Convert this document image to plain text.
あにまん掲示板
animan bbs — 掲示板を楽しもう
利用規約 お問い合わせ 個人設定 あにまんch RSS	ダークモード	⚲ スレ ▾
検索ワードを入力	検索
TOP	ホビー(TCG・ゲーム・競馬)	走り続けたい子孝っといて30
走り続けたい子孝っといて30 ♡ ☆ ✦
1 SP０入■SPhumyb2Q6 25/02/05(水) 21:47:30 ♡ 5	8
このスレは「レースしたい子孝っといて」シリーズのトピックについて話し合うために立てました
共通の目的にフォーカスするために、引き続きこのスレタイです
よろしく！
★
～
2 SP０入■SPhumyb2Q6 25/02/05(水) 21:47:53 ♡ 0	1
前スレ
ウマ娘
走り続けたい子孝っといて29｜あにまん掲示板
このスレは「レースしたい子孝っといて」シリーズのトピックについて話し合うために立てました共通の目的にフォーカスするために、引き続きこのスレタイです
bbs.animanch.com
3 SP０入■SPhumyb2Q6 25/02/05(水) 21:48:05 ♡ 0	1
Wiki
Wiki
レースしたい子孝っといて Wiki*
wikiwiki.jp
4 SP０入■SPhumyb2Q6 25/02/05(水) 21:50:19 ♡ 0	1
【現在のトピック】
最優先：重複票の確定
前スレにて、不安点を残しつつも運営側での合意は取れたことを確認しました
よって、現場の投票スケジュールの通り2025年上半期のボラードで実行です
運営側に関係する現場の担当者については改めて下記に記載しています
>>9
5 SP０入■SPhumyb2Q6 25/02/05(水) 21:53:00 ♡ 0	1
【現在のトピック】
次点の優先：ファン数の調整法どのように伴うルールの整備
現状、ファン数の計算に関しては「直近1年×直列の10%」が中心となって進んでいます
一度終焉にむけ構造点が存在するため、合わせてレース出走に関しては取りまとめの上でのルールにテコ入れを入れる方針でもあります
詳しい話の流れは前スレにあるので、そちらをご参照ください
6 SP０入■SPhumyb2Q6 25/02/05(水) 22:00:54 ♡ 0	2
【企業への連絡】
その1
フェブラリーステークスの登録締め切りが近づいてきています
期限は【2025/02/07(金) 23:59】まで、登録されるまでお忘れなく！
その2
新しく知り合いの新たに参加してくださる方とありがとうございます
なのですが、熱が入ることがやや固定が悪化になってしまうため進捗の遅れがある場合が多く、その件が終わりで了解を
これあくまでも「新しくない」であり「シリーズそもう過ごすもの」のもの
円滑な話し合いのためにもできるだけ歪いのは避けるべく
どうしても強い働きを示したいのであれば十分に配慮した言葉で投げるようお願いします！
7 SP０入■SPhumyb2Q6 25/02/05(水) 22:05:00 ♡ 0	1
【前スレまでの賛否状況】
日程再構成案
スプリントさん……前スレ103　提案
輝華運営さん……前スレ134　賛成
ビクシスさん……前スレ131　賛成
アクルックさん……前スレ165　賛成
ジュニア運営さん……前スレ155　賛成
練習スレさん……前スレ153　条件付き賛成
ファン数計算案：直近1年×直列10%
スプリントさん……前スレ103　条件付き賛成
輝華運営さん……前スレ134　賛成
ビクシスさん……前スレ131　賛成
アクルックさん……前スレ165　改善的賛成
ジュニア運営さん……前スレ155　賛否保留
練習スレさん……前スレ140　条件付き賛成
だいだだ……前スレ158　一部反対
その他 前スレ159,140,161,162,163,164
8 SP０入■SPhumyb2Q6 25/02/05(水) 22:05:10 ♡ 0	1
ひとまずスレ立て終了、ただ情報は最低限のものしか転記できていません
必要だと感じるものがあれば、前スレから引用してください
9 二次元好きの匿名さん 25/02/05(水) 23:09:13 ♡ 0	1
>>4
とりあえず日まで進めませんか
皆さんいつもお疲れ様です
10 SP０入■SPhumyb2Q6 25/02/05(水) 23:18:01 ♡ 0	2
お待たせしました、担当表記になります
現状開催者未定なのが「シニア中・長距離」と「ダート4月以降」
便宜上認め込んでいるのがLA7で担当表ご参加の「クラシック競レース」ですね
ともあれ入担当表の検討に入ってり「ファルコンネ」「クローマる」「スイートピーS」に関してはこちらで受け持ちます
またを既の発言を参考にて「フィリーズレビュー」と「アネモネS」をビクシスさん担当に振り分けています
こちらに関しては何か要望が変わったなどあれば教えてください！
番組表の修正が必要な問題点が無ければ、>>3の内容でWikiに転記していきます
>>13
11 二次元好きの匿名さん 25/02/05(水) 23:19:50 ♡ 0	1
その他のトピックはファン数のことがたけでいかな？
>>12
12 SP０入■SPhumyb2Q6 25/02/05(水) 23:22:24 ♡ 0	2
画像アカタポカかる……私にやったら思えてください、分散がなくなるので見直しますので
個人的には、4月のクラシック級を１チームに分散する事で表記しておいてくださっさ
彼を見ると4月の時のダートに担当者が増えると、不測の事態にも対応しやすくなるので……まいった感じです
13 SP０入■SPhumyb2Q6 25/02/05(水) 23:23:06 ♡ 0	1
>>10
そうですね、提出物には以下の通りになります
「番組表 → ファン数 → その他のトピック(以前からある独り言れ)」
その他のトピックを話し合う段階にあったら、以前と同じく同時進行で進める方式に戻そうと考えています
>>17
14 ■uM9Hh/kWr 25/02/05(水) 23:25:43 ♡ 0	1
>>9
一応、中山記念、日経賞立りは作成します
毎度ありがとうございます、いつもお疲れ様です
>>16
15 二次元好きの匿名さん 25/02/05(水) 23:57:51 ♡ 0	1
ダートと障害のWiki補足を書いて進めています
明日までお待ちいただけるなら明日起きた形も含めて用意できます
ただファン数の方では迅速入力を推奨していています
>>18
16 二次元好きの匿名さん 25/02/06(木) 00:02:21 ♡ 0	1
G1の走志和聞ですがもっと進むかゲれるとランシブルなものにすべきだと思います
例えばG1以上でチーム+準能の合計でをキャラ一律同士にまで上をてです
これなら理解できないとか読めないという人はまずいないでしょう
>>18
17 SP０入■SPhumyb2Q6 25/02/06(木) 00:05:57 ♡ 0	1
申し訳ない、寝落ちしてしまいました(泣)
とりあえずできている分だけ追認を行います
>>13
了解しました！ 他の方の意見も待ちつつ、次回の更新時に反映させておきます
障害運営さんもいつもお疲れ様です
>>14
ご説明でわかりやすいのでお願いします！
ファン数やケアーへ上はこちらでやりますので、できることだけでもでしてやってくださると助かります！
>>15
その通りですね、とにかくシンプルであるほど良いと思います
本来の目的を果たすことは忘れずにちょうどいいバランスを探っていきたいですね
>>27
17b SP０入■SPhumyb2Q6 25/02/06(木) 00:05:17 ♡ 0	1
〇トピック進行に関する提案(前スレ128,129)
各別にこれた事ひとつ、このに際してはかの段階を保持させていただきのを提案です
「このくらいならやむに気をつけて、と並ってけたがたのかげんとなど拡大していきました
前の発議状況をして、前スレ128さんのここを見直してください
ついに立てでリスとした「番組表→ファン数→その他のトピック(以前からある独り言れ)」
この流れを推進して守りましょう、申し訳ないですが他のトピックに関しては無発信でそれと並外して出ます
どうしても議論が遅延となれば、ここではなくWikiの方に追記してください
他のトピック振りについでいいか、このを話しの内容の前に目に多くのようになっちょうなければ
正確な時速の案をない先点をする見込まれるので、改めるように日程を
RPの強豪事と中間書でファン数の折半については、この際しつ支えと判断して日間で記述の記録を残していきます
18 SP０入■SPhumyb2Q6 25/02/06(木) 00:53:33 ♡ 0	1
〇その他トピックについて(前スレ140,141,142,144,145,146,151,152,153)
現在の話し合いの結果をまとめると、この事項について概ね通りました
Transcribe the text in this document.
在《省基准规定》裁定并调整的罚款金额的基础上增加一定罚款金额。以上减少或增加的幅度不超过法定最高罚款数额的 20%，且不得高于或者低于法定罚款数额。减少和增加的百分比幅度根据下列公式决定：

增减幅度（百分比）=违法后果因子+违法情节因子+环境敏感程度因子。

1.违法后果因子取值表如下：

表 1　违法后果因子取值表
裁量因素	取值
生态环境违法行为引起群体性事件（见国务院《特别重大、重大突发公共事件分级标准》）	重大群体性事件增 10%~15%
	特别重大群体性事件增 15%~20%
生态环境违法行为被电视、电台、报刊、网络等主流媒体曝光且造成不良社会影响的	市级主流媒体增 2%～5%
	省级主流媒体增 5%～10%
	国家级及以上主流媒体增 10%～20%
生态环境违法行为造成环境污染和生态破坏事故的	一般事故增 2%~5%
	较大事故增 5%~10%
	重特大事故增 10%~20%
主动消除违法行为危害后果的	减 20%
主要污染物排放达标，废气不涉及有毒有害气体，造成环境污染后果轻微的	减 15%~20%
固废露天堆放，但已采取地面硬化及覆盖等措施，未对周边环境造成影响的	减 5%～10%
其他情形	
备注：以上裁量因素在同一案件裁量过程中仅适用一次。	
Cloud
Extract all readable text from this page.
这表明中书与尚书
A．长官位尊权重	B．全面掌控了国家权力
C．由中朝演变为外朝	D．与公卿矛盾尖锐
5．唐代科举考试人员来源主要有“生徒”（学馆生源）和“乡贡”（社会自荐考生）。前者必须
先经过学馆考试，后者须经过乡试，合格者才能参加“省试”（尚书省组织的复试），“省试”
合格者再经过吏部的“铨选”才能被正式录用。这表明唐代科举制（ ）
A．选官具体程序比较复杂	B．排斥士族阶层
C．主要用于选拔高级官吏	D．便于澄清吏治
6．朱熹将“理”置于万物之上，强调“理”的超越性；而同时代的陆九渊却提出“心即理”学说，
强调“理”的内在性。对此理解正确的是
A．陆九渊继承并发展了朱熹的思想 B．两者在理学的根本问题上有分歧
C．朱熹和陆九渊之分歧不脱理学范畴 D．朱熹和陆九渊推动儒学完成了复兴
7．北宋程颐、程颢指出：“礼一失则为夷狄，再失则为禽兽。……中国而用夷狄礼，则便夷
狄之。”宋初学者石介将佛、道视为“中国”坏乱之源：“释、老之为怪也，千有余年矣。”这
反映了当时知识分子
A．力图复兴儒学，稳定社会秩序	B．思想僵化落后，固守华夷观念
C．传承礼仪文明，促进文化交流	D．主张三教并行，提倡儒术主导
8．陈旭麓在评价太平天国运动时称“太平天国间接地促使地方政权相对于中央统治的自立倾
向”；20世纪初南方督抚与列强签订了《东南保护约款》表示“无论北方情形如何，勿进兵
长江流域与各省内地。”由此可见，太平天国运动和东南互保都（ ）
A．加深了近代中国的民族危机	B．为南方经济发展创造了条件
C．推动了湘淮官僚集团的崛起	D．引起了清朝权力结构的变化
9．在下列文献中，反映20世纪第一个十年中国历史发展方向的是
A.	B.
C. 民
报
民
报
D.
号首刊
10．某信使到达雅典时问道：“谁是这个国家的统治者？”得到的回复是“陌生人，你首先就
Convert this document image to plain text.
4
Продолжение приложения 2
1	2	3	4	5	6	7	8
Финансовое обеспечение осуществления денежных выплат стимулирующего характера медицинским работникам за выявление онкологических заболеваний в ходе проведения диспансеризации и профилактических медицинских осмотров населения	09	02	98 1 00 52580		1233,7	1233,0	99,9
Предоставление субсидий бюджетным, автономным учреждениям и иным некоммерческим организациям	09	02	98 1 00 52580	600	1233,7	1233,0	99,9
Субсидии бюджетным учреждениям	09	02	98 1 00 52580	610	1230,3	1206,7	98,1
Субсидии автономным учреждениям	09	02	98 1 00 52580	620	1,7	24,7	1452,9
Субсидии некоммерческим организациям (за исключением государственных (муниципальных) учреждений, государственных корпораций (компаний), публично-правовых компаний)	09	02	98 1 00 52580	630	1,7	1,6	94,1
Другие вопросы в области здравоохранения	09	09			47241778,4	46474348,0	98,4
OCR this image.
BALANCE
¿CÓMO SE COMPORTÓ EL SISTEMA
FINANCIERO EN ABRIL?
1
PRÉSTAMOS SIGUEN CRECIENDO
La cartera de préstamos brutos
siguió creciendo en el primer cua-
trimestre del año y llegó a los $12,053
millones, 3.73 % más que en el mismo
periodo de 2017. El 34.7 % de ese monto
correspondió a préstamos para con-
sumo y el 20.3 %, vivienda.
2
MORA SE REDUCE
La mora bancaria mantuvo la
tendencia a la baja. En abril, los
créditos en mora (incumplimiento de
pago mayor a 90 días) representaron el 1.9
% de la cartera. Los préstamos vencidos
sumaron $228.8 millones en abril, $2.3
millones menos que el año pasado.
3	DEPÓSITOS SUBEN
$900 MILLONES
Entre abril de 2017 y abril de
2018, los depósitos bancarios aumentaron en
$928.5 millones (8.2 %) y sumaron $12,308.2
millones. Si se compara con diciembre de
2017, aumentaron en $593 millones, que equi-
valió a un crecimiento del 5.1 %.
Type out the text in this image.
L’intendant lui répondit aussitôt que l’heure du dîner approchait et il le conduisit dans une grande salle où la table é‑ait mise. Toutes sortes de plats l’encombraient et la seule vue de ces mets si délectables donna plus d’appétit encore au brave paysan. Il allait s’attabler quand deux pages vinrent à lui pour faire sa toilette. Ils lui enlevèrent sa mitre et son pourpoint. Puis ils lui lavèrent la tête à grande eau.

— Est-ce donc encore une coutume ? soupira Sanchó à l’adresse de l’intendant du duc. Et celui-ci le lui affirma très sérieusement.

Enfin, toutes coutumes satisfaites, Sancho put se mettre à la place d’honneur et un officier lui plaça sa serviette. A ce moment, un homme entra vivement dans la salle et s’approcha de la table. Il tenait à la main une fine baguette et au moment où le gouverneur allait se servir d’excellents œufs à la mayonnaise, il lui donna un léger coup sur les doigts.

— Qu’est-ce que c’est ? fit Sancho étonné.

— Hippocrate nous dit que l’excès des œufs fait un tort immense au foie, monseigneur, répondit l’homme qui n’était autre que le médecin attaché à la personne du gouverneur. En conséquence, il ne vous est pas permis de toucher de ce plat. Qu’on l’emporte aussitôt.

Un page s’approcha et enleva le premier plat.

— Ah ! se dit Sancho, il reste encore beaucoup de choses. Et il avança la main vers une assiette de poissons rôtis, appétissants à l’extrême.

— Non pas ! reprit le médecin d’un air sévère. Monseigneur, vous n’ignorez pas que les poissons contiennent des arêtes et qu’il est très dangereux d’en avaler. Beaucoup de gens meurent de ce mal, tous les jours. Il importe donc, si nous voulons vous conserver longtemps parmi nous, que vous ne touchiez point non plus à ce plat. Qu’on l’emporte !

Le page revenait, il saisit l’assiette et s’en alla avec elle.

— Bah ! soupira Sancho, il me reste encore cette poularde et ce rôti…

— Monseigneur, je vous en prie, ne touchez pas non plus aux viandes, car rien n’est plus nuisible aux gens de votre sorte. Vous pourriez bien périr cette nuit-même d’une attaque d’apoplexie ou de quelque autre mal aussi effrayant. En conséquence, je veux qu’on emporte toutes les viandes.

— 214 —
● ● ●
Go through the records above, find every line with the word "gouverneur", and list those lines.

Enfin, toutes coutumes satisfaites, Sancho put se mettre à la place d’honneur et un officier lui plaça sa serviette. A ce moment, un homme entra vivement dans la salle et s’approcha de la table. Il tenait à la main une fine baguette et au moment où le gouverneur allait se servir d’excellents œufs à la mayonnaise, il lui donna un léger coup sur les doigts.
— Hippocrate nous dit que l’excès des œufs fait un tort immense au foie, monseigneur, répondit l’homme qui n’était autre que le médecin attaché à la personne du gouverneur. En conséquence, il ne vous est pas permis de toucher de ce plat. Qu’on l’emporte aussitôt.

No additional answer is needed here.